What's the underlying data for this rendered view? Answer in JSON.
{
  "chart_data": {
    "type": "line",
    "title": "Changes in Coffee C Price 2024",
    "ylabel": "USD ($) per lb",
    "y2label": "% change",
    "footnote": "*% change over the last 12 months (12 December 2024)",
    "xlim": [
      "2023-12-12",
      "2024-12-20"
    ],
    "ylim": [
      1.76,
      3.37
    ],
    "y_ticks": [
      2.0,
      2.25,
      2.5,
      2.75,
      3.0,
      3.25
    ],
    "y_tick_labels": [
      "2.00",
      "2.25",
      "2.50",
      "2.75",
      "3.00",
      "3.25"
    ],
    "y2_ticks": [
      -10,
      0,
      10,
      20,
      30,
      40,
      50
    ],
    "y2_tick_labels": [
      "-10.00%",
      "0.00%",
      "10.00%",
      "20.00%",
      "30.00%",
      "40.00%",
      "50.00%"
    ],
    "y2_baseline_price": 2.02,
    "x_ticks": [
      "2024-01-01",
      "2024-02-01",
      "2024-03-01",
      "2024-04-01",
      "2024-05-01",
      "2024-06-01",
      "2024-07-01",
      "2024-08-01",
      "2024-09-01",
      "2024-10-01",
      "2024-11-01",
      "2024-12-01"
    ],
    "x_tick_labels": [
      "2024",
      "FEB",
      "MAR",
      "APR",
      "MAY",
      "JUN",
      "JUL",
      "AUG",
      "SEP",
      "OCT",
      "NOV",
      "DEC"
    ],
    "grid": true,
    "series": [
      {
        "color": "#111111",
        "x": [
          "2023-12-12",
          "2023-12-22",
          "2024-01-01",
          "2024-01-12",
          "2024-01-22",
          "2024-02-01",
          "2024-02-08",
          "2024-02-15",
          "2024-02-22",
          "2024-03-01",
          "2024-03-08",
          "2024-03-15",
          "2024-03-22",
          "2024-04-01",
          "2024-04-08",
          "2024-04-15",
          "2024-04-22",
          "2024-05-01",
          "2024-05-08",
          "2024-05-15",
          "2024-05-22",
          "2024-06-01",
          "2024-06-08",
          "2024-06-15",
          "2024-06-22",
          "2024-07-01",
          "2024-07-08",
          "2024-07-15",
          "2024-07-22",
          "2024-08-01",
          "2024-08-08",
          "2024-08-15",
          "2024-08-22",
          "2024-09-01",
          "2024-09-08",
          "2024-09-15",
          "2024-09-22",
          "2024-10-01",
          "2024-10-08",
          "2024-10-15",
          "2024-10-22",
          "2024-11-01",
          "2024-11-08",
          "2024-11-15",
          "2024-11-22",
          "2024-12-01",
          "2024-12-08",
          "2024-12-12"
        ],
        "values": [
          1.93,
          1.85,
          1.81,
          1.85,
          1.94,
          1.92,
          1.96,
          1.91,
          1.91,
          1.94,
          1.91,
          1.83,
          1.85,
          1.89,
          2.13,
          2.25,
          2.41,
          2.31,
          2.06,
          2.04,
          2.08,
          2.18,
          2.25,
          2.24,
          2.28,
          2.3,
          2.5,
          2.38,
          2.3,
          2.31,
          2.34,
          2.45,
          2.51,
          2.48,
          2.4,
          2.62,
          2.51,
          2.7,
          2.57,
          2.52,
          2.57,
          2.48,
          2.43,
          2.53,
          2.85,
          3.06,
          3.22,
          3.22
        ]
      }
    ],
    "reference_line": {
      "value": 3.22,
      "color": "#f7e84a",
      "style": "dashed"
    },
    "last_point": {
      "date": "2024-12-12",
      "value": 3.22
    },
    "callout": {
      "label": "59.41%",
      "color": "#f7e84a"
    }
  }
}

+++++

#### [What needs to be done]
Please reproduce each record precisely as written.

#### [Answer to this task]
What's the underlying data for this rendered view? Answer in JSON.
{
  "chart_data": {
    "type": "line",
    "title": "Changes in Coffee C Price 2024",
    "ylabel": "USD ($) per lb",
    "y2label": "% change",
    "footnote": "*% change over the last 12 months (12 December 2024)",
    "xlim": [
      "2023-12-12",
      "2024-12-20"
    ],
    "ylim": [
      1.76,
      3.37
    ],
    "y_ticks": [
      2.0,
      2.25,
      2.5,
      2.75,
      3.0,
      3.25
    ],
    "y_tick_labels": [
      "2.00",
      "2.25",
      "2.50",
      "2.75",
      "3.00",
      "3.25"
    ],
    "y2_ticks": [
      -10,
      0,
      10,
      20,
      30,
      40,
      50
    ],
    "y2_tick_labels": [
      "-10.00%",
      "0.00%",
      "10.00%",
      "20.00%",
      "30.00%",
      "40.00%",
      "50.00%"
    ],
    "y2_baseline_price": 2.02,
    "x_ticks": [
      "2024-01-01",
      "2024-02-01",
      "2024-03-01",
      "2024-04-01",
      "2024-05-01",
      "2024-06-01",
      "2024-07-01",
      "2024-08-01",
      "2024-09-01",
      "2024-10-01",
      "2024-11-01",
      "2024-12-01"
    ],
    "x_tick_labels": [
      "2024",
      "FEB",
      "MAR",
      "APR",
      "MAY",
      "JUN",
      "JUL",
      "AUG",
      "SEP",
      "OCT",
      "NOV",
      "DEC"
    ],
    "grid": true,
    "series": [
      {
        "color": "#111111",
        "x": [
          "2023-12-12",
          "2023-12-22",
          "2024-01-01",
          "2024-01-12",
          "2024-01-22",
          "2024-02-01",
          "2024-02-08",
          "2024-02-15",
          "2024-02-22",
          "2024-03-01",
          "2024-03-08",
          "2024-03-15",
          "2024-03-22",
          "2024-04-01",
          "2024-04-08",
          "2024-04-15",
          "2024-04-22",
          "2024-05-01",
          "2024-05-08",
          "2024-05-15",
          "2024-05-22",
          "2024-06-01",
          "2024-06-08",
          "2024-06-15",
          "2024-06-22",
          "2024-07-01",
          "2024-07-08",
          "2024-07-15",
          "2024-07-22",
          "2024-08-01",
          "2024-08-08",
          "2024-08-15",
          "2024-08-22",
          "2024-09-01",
          "2024-09-08",
          "2024-09-15",
          "2024-09-22",
          "2024-10-01",
          "2024-10-08",
          "2024-10-15",
          "2024-10-22",
          "2024-11-01",
          "2024-11-08",
          "2024-11-15",
          "2024-11-22",
          "2024-12-01",
          "2024-12-08",
          "2024-12-12"
        ],
        "values": [
          1.93,
          1.85,
          1.81,
          1.85,
          1.94,
          1.92,
          1.96,
          1.91,
          1.91,
          1.94,
          1.91,
          1.83,
          1.85,
          1.89,
          2.13,
          2.25,
          2.41,
          2.31,
          2.06,
          2.04,
          2.08,
          2.18,
          2.25,
          2.24,
          2.28,
          2.3,
          2.5,
          2.38,
          2.3,
          2.31,
          2.34,
          2.45,
          2.51,
          2.48,
          2.4,
          2.62,
          2.51,
          2.7,
          2.57,
          2.52,
          2.57,
          2.48,
          2.43,
          2.53,
          2.85,
          3.06,
          3.22,
          3.22
        ]
      }
    ],
    "reference_line": {
      "value": 3.22,
      "color": "#f7e84a",
      "style": "dashed"
    },
    "last_point": {
      "date": "2024-12-12",
      "value": 3.22
    },
    "callout": {
      "label": "59.41%",
      "color": "#f7e84a"
    }
  }
}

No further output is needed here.